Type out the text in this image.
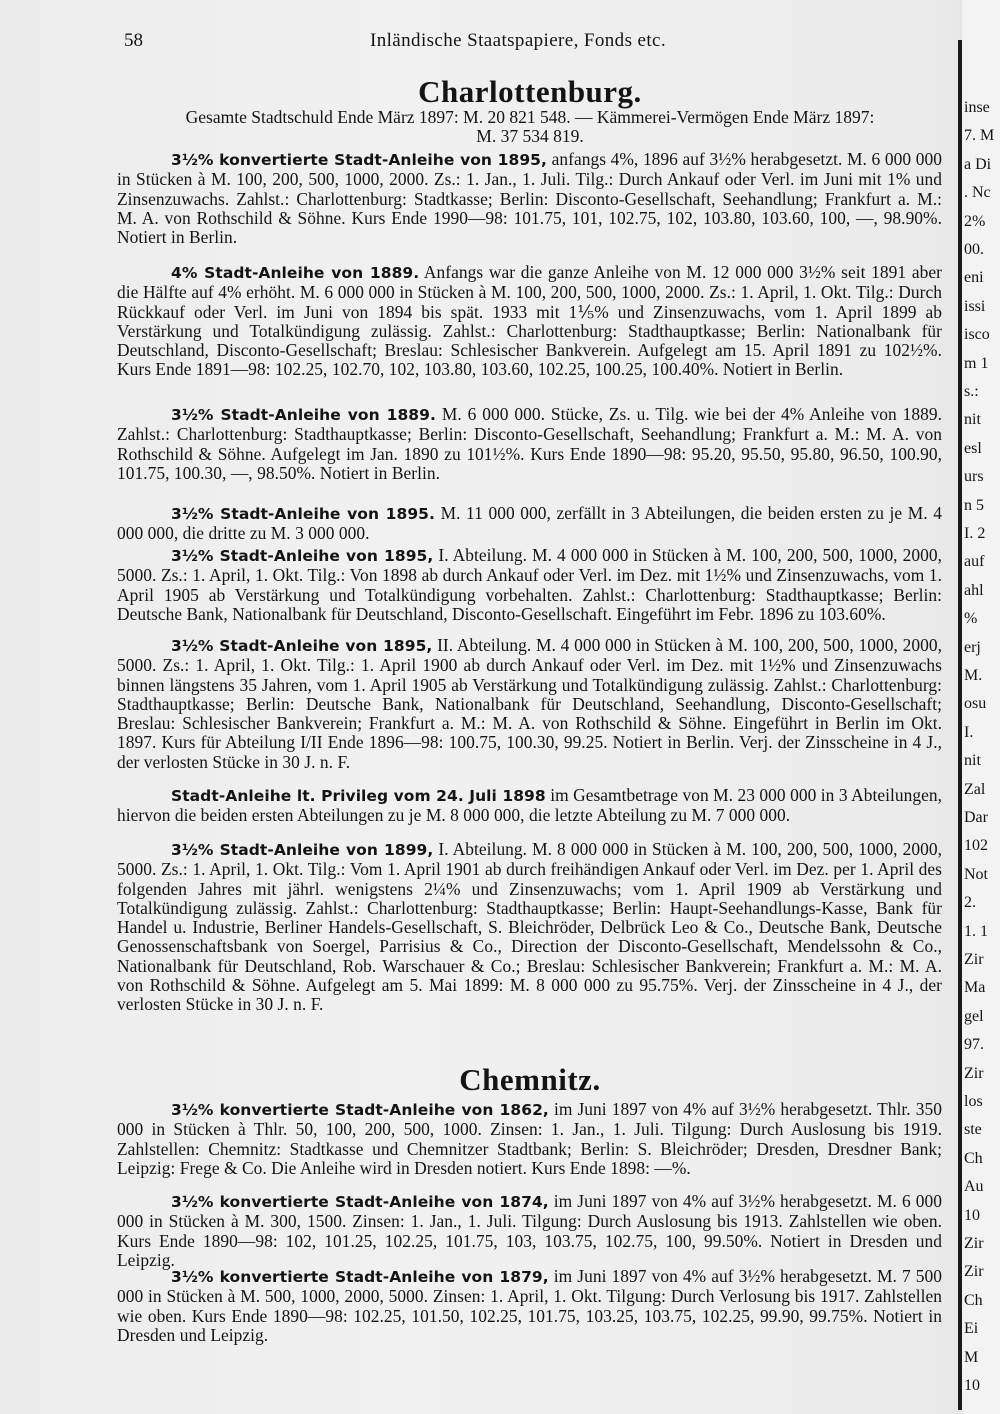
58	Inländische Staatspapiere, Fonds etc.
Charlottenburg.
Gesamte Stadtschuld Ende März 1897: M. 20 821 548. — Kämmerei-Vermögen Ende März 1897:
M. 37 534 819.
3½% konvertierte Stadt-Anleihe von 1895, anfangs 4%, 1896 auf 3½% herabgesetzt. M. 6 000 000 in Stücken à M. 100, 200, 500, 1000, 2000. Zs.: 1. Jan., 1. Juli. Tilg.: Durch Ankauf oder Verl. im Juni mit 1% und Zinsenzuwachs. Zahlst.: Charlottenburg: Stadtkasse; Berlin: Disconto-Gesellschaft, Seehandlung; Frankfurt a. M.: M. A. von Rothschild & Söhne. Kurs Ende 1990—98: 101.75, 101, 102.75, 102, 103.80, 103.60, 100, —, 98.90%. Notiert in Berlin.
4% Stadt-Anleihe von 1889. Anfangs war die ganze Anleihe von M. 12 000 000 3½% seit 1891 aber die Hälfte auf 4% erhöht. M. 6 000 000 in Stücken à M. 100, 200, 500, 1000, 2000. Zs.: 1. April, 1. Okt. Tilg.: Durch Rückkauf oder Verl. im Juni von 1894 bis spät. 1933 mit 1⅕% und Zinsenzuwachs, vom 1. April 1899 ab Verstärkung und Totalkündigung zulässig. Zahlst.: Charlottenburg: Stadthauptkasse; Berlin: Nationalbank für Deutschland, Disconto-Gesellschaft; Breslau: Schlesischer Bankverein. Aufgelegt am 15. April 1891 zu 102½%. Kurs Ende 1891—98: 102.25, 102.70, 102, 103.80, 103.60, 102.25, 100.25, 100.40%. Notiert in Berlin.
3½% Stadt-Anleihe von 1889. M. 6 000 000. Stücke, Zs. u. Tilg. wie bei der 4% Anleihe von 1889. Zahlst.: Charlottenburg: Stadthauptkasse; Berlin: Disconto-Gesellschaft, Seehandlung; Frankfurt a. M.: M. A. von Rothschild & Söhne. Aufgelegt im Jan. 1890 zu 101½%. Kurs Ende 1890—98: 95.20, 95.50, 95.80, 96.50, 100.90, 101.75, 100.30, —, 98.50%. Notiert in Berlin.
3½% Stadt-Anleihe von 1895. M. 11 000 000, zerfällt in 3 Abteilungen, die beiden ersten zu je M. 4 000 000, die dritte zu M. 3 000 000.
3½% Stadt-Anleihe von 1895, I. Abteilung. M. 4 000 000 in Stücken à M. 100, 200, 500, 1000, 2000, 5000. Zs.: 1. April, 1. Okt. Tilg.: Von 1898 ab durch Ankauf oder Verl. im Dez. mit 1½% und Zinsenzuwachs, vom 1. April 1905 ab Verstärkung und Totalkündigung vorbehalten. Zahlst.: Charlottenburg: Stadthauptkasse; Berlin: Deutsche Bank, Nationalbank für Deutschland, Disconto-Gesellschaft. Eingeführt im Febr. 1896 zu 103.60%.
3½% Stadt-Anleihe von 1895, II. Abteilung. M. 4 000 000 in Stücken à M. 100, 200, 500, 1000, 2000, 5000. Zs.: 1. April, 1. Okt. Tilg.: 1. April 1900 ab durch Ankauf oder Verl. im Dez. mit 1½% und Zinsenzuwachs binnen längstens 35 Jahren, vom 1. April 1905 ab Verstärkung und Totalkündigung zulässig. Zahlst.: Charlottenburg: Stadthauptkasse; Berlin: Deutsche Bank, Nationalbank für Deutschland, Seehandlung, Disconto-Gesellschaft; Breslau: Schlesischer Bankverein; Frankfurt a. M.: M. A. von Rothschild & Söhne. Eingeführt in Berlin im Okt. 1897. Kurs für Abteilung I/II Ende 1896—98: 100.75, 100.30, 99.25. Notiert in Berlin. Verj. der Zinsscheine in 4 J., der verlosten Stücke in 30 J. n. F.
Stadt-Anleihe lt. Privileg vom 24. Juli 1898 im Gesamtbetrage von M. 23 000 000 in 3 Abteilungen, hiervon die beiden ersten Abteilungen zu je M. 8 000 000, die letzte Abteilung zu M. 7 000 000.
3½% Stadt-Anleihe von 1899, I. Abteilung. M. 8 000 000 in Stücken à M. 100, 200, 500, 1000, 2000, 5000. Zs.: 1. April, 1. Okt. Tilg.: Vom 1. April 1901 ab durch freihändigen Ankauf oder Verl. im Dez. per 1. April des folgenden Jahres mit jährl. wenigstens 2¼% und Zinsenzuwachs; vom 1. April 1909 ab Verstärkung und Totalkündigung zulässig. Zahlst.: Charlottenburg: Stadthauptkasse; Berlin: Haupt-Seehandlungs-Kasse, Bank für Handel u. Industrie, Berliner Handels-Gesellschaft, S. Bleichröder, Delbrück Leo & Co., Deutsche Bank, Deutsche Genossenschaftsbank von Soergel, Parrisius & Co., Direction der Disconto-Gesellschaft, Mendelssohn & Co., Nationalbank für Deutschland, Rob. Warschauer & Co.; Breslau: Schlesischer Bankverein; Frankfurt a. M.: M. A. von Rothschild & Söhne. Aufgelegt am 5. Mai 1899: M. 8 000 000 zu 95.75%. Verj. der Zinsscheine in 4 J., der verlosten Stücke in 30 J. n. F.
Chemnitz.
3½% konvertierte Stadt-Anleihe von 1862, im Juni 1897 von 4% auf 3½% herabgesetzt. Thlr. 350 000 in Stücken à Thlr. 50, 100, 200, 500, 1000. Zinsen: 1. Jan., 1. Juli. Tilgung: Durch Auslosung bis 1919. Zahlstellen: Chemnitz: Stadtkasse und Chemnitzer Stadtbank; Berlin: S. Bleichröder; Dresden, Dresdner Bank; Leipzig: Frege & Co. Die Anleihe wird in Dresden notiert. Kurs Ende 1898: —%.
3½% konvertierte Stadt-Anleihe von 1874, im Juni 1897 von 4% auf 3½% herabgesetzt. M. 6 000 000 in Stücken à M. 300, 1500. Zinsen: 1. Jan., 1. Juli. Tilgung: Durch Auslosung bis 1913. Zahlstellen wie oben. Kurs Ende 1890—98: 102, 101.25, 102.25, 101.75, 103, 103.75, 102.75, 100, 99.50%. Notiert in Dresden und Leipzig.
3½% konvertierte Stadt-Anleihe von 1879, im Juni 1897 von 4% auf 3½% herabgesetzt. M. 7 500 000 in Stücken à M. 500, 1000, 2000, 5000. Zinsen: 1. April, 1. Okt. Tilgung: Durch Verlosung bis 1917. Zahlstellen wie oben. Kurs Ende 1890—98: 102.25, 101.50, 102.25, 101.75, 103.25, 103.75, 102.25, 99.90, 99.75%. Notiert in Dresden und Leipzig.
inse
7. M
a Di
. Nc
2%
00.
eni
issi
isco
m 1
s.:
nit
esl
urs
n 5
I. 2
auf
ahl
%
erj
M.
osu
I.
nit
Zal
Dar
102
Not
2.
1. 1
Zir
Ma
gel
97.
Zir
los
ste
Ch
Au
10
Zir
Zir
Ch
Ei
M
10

__WORK TO BE COMPLETED__. Transcribe every record above exactly as written, leaving out any pictures.

__THE COMPLETED TASK__.
Type out the text in this image.
58	Inländische Staatspapiere, Fonds etc.
Charlottenburg.
Gesamte Stadtschuld Ende März 1897: M. 20 821 548. — Kämmerei-Vermögen Ende März 1897:
M. 37 534 819.
3½% konvertierte Stadt-Anleihe von 1895, anfangs 4%, 1896 auf 3½% herabgesetzt. M. 6 000 000 in Stücken à M. 100, 200, 500, 1000, 2000. Zs.: 1. Jan., 1. Juli. Tilg.: Durch Ankauf oder Verl. im Juni mit 1% und Zinsenzuwachs. Zahlst.: Charlottenburg: Stadtkasse; Berlin: Disconto-Gesellschaft, Seehandlung; Frankfurt a. M.: M. A. von Rothschild & Söhne. Kurs Ende 1990—98: 101.75, 101, 102.75, 102, 103.80, 103.60, 100, —, 98.90%. Notiert in Berlin.
4% Stadt-Anleihe von 1889. Anfangs war die ganze Anleihe von M. 12 000 000 3½% seit 1891 aber die Hälfte auf 4% erhöht. M. 6 000 000 in Stücken à M. 100, 200, 500, 1000, 2000. Zs.: 1. April, 1. Okt. Tilg.: Durch Rückkauf oder Verl. im Juni von 1894 bis spät. 1933 mit 1⅕% und Zinsenzuwachs, vom 1. April 1899 ab Verstärkung und Totalkündigung zulässig. Zahlst.: Charlottenburg: Stadthauptkasse; Berlin: Nationalbank für Deutschland, Disconto-Gesellschaft; Breslau: Schlesischer Bankverein. Aufgelegt am 15. April 1891 zu 102½%. Kurs Ende 1891—98: 102.25, 102.70, 102, 103.80, 103.60, 102.25, 100.25, 100.40%. Notiert in Berlin.
3½% Stadt-Anleihe von 1889. M. 6 000 000. Stücke, Zs. u. Tilg. wie bei der 4% Anleihe von 1889. Zahlst.: Charlottenburg: Stadthauptkasse; Berlin: Disconto-Gesellschaft, Seehandlung; Frankfurt a. M.: M. A. von Rothschild & Söhne. Aufgelegt im Jan. 1890 zu 101½%. Kurs Ende 1890—98: 95.20, 95.50, 95.80, 96.50, 100.90, 101.75, 100.30, —, 98.50%. Notiert in Berlin.
3½% Stadt-Anleihe von 1895. M. 11 000 000, zerfällt in 3 Abteilungen, die beiden ersten zu je M. 4 000 000, die dritte zu M. 3 000 000.
3½% Stadt-Anleihe von 1895, I. Abteilung. M. 4 000 000 in Stücken à M. 100, 200, 500, 1000, 2000, 5000. Zs.: 1. April, 1. Okt. Tilg.: Von 1898 ab durch Ankauf oder Verl. im Dez. mit 1½% und Zinsenzuwachs, vom 1. April 1905 ab Verstärkung und Totalkündigung vorbehalten. Zahlst.: Charlottenburg: Stadthauptkasse; Berlin: Deutsche Bank, Nationalbank für Deutschland, Disconto-Gesellschaft. Eingeführt im Febr. 1896 zu 103.60%.
3½% Stadt-Anleihe von 1895, II. Abteilung. M. 4 000 000 in Stücken à M. 100, 200, 500, 1000, 2000, 5000. Zs.: 1. April, 1. Okt. Tilg.: 1. April 1900 ab durch Ankauf oder Verl. im Dez. mit 1½% und Zinsenzuwachs binnen längstens 35 Jahren, vom 1. April 1905 ab Verstärkung und Totalkündigung zulässig. Zahlst.: Charlottenburg: Stadthauptkasse; Berlin: Deutsche Bank, Nationalbank für Deutschland, Seehandlung, Disconto-Gesellschaft; Breslau: Schlesischer Bankverein; Frankfurt a. M.: M. A. von Rothschild & Söhne. Eingeführt in Berlin im Okt. 1897. Kurs für Abteilung I/II Ende 1896—98: 100.75, 100.30, 99.25. Notiert in Berlin. Verj. der Zinsscheine in 4 J., der verlosten Stücke in 30 J. n. F.
Stadt-Anleihe lt. Privileg vom 24. Juli 1898 im Gesamtbetrage von M. 23 000 000 in 3 Abteilungen, hiervon die beiden ersten Abteilungen zu je M. 8 000 000, die letzte Abteilung zu M. 7 000 000.
3½% Stadt-Anleihe von 1899, I. Abteilung. M. 8 000 000 in Stücken à M. 100, 200, 500, 1000, 2000, 5000. Zs.: 1. April, 1. Okt. Tilg.: Vom 1. April 1901 ab durch freihändigen Ankauf oder Verl. im Dez. per 1. April des folgenden Jahres mit jährl. wenigstens 2¼% und Zinsenzuwachs; vom 1. April 1909 ab Verstärkung und Totalkündigung zulässig. Zahlst.: Charlottenburg: Stadthauptkasse; Berlin: Haupt-Seehandlungs-Kasse, Bank für Handel u. Industrie, Berliner Handels-Gesellschaft, S. Bleichröder, Delbrück Leo & Co., Deutsche Bank, Deutsche Genossenschaftsbank von Soergel, Parrisius & Co., Direction der Disconto-Gesellschaft, Mendelssohn & Co., Nationalbank für Deutschland, Rob. Warschauer & Co.; Breslau: Schlesischer Bankverein; Frankfurt a. M.: M. A. von Rothschild & Söhne. Aufgelegt am 5. Mai 1899: M. 8 000 000 zu 95.75%. Verj. der Zinsscheine in 4 J., der verlosten Stücke in 30 J. n. F.
Chemnitz.
3½% konvertierte Stadt-Anleihe von 1862, im Juni 1897 von 4% auf 3½% herabgesetzt. Thlr. 350 000 in Stücken à Thlr. 50, 100, 200, 500, 1000. Zinsen: 1. Jan., 1. Juli. Tilgung: Durch Auslosung bis 1919. Zahlstellen: Chemnitz: Stadtkasse und Chemnitzer Stadtbank; Berlin: S. Bleichröder; Dresden, Dresdner Bank; Leipzig: Frege & Co. Die Anleihe wird in Dresden notiert. Kurs Ende 1898: —%.
3½% konvertierte Stadt-Anleihe von 1874, im Juni 1897 von 4% auf 3½% herabgesetzt. M. 6 000 000 in Stücken à M. 300, 1500. Zinsen: 1. Jan., 1. Juli. Tilgung: Durch Auslosung bis 1913. Zahlstellen wie oben. Kurs Ende 1890—98: 102, 101.25, 102.25, 101.75, 103, 103.75, 102.75, 100, 99.50%. Notiert in Dresden und Leipzig.
3½% konvertierte Stadt-Anleihe von 1879, im Juni 1897 von 4% auf 3½% herabgesetzt. M. 7 500 000 in Stücken à M. 500, 1000, 2000, 5000. Zinsen: 1. April, 1. Okt. Tilgung: Durch Verlosung bis 1917. Zahlstellen wie oben. Kurs Ende 1890—98: 102.25, 101.50, 102.25, 101.75, 103.25, 103.75, 102.25, 99.90, 99.75%. Notiert in Dresden und Leipzig.
inse
7. M
a Di
. Nc
2%
00.
eni
issi
isco
m 1
s.:
nit
esl
urs
n 5
I. 2
auf
ahl
%
erj
M.
osu
I.
nit
Zal
Dar
102
Not
2.
1. 1
Zir
Ma
gel
97.
Zir
los
ste
Ch
Au
10
Zir
Zir
Ch
Ei
M
10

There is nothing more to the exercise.